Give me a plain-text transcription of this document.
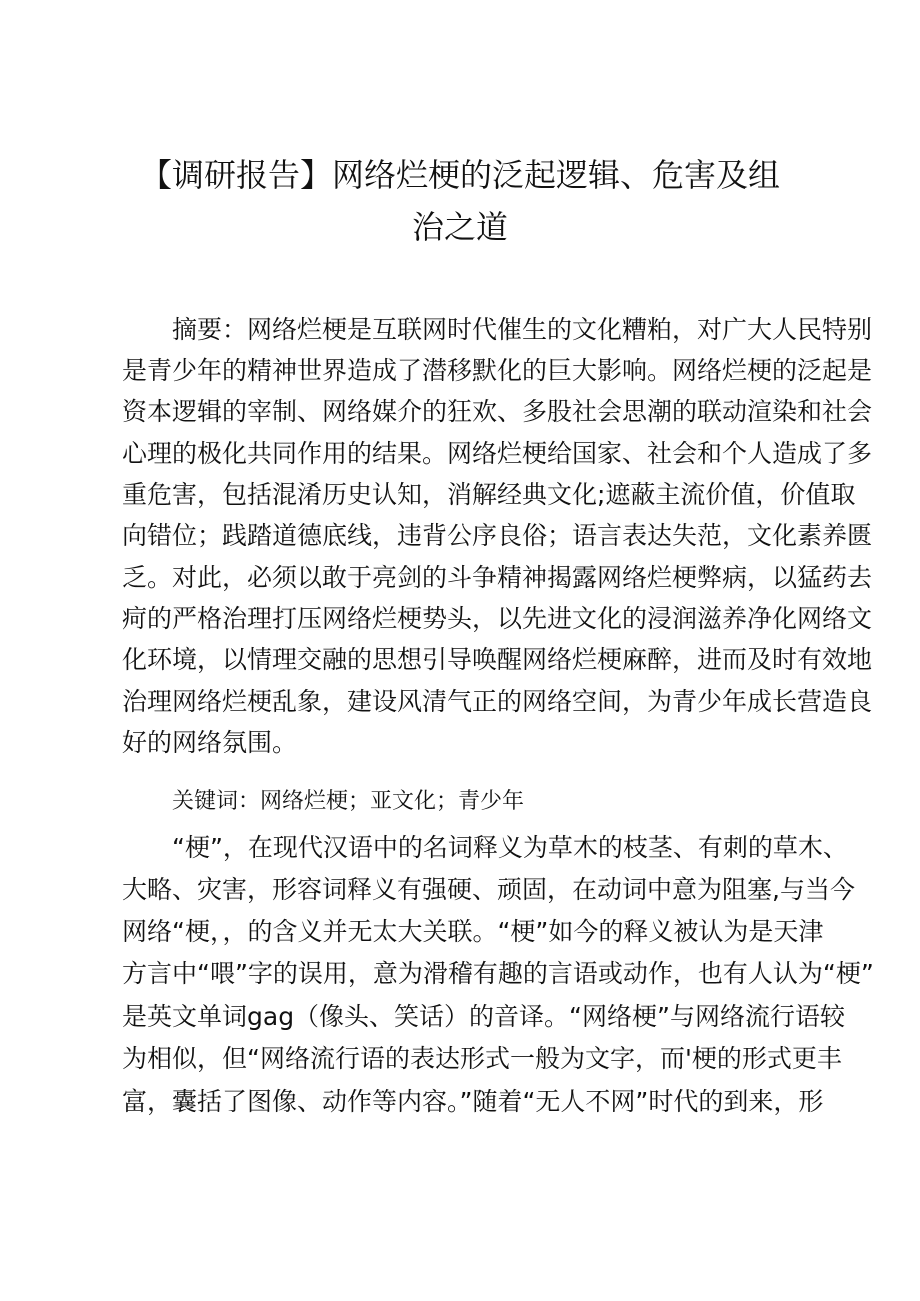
【调研报告】网络烂梗的泛起逻辑、危害及组
治之道
摘要：网络烂梗是互联网时代催生的文化糟粕，对广大人民特别
是青少年的精神世界造成了潜移默化的巨大影响。网络烂梗的泛起是
资本逻辑的宰制、网络媒介的狂欢、多股社会思潮的联动渲染和社会
心理的极化共同作用的结果。网络烂梗给国家、社会和个人造成了多
重危害，包括混淆历史认知，消解经典文化;遮蔽主流价值，价值取
向错位；践踏道德底线，违背公序良俗；语言表达失范，文化素养匮
乏。对此，必须以敢于亮剑的斗争精神揭露网络烂梗弊病，以猛药去
疴的严格治理打压网络烂梗势头，以先进文化的浸润滋养净化网络文
化环境，以情理交融的思想引导唤醒网络烂梗麻醉，进而及时有效地
治理网络烂梗乱象，建设风清气正的网络空间，为青少年成长营造良
好的网络氛围。
关键词：网络烂梗；亚文化；青少年
“梗”，在现代汉语中的名词释义为草木的枝茎、有刺的草木、
大略、灾害，形容词释义有强硬、顽固，在动词中意为阻塞,与当今
网络“梗，，的含义并无太大关联。“梗”如今的释义被认为是天津
方言中“喂”字的误用，意为滑稽有趣的言语或动作，也有人认为“梗”
是英文单词gag（像头、笑话）的音译。“网络梗”与网络流行语较
为相似，但“网络流行语的表达形式一般为文字，而'梗的形式更丰
富，囊括了图像、动作等内容。”随着“无人不网”时代的到来，形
☆ ☆ ☆ ☆
__Requirement__: Write out all the entries again, word for word, and print no images.

__Written response__:
Give me a plain-text transcription of this document.
【调研报告】网络烂梗的泛起逻辑、危害及组
治之道
摘要：网络烂梗是互联网时代催生的文化糟粕，对广大人民特别
是青少年的精神世界造成了潜移默化的巨大影响。网络烂梗的泛起是
资本逻辑的宰制、网络媒介的狂欢、多股社会思潮的联动渲染和社会
心理的极化共同作用的结果。网络烂梗给国家、社会和个人造成了多
重危害，包括混淆历史认知，消解经典文化;遮蔽主流价值，价值取
向错位；践踏道德底线，违背公序良俗；语言表达失范，文化素养匮
乏。对此，必须以敢于亮剑的斗争精神揭露网络烂梗弊病，以猛药去
疴的严格治理打压网络烂梗势头，以先进文化的浸润滋养净化网络文
化环境，以情理交融的思想引导唤醒网络烂梗麻醉，进而及时有效地
治理网络烂梗乱象，建设风清气正的网络空间，为青少年成长营造良
好的网络氛围。
关键词：网络烂梗；亚文化；青少年
“梗”，在现代汉语中的名词释义为草木的枝茎、有刺的草木、
大略、灾害，形容词释义有强硬、顽固，在动词中意为阻塞,与当今
网络“梗，，的含义并无太大关联。“梗”如今的释义被认为是天津
方言中“喂”字的误用，意为滑稽有趣的言语或动作，也有人认为“梗”
是英文单词gag（像头、笑话）的音译。“网络梗”与网络流行语较
为相似，但“网络流行语的表达形式一般为文字，而'梗的形式更丰
富，囊括了图像、动作等内容。”随着“无人不网”时代的到来，形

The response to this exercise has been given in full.